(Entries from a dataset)

○ ○ ○ ○

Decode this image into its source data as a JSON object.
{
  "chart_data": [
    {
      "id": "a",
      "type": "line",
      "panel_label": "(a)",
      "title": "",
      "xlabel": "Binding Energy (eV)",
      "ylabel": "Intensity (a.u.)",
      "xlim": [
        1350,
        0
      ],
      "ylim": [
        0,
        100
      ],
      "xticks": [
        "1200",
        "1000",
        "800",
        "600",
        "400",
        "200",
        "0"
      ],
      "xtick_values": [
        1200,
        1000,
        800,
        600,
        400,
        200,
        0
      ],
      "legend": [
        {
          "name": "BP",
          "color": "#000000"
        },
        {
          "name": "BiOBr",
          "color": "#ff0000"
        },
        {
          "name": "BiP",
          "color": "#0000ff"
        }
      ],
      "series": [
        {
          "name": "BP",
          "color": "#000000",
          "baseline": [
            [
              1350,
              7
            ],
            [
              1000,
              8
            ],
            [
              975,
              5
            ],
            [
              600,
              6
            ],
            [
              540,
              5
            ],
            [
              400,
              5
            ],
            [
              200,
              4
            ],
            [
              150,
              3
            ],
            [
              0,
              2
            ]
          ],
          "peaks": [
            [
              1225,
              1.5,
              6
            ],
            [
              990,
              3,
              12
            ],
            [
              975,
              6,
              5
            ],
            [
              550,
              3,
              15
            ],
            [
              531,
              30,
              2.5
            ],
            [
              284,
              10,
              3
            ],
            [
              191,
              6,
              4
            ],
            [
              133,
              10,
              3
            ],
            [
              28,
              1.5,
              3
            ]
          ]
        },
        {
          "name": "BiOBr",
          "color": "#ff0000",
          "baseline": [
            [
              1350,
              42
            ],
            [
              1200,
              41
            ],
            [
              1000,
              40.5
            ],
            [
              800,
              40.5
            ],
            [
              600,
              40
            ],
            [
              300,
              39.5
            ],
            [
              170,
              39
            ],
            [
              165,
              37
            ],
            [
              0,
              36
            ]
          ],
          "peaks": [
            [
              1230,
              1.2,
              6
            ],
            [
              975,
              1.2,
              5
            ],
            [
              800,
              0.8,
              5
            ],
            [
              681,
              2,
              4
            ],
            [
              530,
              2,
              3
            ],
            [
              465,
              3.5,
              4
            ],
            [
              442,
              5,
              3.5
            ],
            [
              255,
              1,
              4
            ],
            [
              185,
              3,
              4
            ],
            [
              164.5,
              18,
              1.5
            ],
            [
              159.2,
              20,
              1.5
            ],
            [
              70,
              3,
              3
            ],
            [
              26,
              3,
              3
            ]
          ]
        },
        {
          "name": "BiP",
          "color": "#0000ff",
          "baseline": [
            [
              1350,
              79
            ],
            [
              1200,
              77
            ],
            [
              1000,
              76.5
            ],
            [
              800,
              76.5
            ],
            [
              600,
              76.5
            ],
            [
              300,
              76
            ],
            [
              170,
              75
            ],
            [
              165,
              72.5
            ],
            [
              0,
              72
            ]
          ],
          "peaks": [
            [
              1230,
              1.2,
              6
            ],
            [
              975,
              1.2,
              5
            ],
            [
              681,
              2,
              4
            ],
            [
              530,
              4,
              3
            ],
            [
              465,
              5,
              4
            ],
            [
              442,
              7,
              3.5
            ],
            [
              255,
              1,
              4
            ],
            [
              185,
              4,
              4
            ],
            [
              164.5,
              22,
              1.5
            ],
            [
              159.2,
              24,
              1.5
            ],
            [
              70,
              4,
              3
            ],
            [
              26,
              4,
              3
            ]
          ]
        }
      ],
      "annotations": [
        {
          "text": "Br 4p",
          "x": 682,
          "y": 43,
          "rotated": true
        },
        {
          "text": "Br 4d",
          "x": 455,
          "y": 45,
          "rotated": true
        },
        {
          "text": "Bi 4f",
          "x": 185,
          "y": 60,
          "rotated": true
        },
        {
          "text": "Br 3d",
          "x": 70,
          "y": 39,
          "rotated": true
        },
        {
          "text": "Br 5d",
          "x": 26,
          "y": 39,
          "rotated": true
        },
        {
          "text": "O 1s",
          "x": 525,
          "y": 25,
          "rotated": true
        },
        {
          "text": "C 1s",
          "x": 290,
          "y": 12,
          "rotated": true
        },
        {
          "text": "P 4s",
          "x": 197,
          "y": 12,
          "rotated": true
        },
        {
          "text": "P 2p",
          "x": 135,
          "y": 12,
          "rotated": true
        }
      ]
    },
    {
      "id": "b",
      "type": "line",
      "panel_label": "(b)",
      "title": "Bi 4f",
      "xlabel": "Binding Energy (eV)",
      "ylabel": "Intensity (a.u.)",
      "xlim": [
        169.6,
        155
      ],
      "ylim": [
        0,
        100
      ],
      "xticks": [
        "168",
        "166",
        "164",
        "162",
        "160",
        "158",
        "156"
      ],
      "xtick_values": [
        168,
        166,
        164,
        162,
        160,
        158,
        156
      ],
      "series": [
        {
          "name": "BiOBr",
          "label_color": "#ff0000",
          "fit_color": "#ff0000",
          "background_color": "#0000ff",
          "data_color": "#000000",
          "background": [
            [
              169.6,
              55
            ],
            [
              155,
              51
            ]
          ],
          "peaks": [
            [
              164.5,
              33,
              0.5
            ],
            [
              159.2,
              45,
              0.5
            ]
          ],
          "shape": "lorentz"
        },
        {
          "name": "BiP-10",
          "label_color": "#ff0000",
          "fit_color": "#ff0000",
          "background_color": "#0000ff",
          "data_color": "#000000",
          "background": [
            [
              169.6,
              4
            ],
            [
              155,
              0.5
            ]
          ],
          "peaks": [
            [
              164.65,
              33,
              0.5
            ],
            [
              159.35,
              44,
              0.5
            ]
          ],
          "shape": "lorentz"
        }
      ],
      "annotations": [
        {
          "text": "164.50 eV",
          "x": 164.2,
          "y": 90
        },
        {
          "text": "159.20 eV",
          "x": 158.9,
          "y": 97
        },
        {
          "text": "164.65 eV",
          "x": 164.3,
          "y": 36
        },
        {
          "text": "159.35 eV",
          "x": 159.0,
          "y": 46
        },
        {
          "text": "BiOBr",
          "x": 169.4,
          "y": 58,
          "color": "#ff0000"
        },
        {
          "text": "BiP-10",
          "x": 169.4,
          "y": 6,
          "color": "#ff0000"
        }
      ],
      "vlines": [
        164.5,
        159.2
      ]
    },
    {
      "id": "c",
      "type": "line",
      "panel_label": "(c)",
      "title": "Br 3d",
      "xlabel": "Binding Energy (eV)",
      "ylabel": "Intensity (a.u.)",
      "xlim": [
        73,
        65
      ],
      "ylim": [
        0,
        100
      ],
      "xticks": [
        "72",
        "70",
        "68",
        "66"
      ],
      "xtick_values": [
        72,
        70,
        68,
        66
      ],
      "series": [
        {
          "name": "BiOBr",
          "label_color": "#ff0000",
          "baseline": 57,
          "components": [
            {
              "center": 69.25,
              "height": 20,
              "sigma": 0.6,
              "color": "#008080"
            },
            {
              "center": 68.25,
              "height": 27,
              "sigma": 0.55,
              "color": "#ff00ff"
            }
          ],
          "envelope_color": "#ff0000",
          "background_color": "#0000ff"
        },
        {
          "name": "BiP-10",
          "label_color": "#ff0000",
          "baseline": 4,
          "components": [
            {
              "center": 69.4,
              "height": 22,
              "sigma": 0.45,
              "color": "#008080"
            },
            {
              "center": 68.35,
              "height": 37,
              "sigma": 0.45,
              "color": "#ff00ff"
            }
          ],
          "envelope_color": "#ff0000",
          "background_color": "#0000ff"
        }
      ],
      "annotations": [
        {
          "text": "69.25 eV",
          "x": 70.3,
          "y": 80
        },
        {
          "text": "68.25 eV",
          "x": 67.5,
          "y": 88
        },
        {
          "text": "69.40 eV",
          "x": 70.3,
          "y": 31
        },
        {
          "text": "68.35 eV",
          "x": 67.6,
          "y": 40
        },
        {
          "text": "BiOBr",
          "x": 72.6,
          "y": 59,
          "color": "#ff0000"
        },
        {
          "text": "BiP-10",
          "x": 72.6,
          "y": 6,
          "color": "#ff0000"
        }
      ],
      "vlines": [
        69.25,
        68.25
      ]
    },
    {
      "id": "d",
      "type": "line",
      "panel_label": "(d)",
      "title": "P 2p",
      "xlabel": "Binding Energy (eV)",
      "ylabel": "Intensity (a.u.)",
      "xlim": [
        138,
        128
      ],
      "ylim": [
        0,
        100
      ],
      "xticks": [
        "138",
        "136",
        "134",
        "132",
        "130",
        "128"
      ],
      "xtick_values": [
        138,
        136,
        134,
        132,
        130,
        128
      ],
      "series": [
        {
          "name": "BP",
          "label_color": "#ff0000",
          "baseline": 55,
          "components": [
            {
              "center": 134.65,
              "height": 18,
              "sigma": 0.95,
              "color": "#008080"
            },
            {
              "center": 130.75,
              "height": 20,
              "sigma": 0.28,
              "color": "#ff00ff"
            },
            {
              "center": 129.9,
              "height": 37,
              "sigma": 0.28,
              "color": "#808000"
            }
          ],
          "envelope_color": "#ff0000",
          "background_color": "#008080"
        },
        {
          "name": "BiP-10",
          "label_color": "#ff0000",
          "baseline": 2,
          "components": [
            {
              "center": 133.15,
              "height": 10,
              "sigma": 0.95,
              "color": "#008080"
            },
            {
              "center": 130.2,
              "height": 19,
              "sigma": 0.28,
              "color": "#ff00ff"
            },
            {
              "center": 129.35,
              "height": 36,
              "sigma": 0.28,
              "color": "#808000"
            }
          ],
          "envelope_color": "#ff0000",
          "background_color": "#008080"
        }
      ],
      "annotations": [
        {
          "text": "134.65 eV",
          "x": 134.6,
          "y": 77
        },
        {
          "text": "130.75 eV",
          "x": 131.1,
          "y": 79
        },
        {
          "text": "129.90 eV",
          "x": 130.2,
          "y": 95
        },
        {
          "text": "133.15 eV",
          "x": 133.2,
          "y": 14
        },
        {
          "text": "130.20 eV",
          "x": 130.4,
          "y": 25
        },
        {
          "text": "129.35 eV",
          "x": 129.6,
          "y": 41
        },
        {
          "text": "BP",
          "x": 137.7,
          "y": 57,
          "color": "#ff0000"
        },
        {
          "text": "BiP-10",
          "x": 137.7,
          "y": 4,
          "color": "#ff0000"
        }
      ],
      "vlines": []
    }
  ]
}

○ ○ ○ ○

Exercise description: Look for the word "title" in every line of the listing and copy the lines that have it.

Finished answer:
      "title": "",
      "title": "Bi 4f",
      "title": "Br 3d",
      "title": "P 2p",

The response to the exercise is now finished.